__Text to read__.
------------

As sad as it seems I graduated from college nearly 20 years ago. A little education and a lot of experiences. This story involves one of the latter. It is such ancient history that any parts I have forgotten will be creatively embellished for a seamless narrative.
We’ll say it was 1994. Back then I was a right-leaning “conservative”, one of millions about to be suckered in by the Contract ON America. (Remember that?) I still listened to Rush Limbaugh who, at the time, was still entertaining. Per my stance against joining I had never affiliated with any political party.
The previous year I attended one debate between the campus Republicans and Democrats. I should say “debate” because it wasn’t. All I saw were two sides of the same coin arguing over which one was uglier. I being new, they asked me for my opinion once the show was over and I told them something similar to the previous sentence and left. I never went back.

------------

Please answer these about the college story above, one line each:
(a) How long ago does the writer say they graduated from college?
(b) What year does the writer say the story took place?
(c) Which two campus groups held the debate the writer attended?

__Data shown__.
------------

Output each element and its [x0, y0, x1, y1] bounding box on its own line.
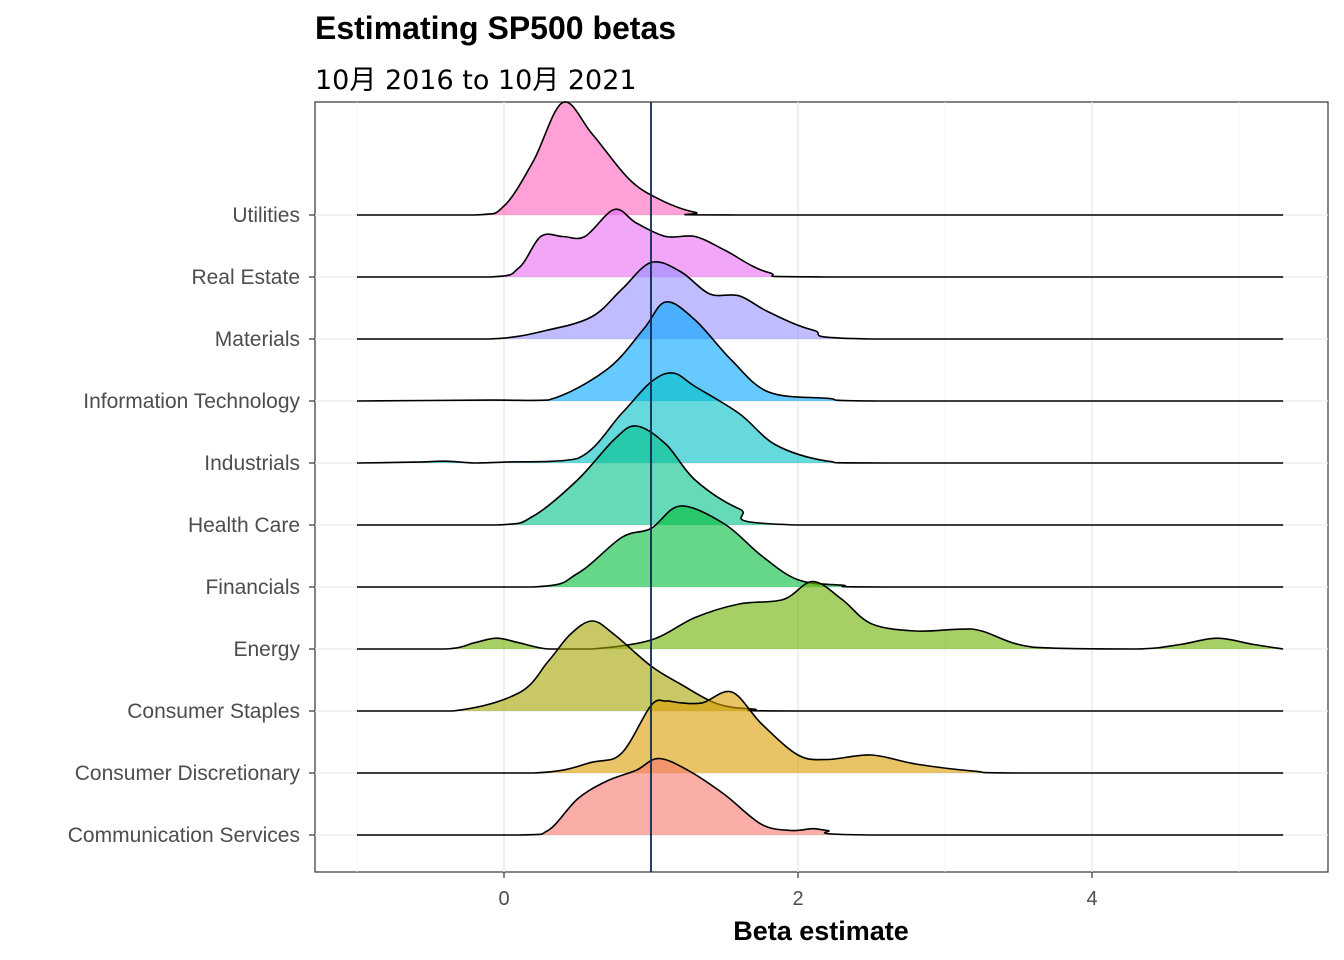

------------

__Exercise response__.
(a) Nearly 20 years ago.
(b) 1994.
(c) The campus Republicans and Democrats.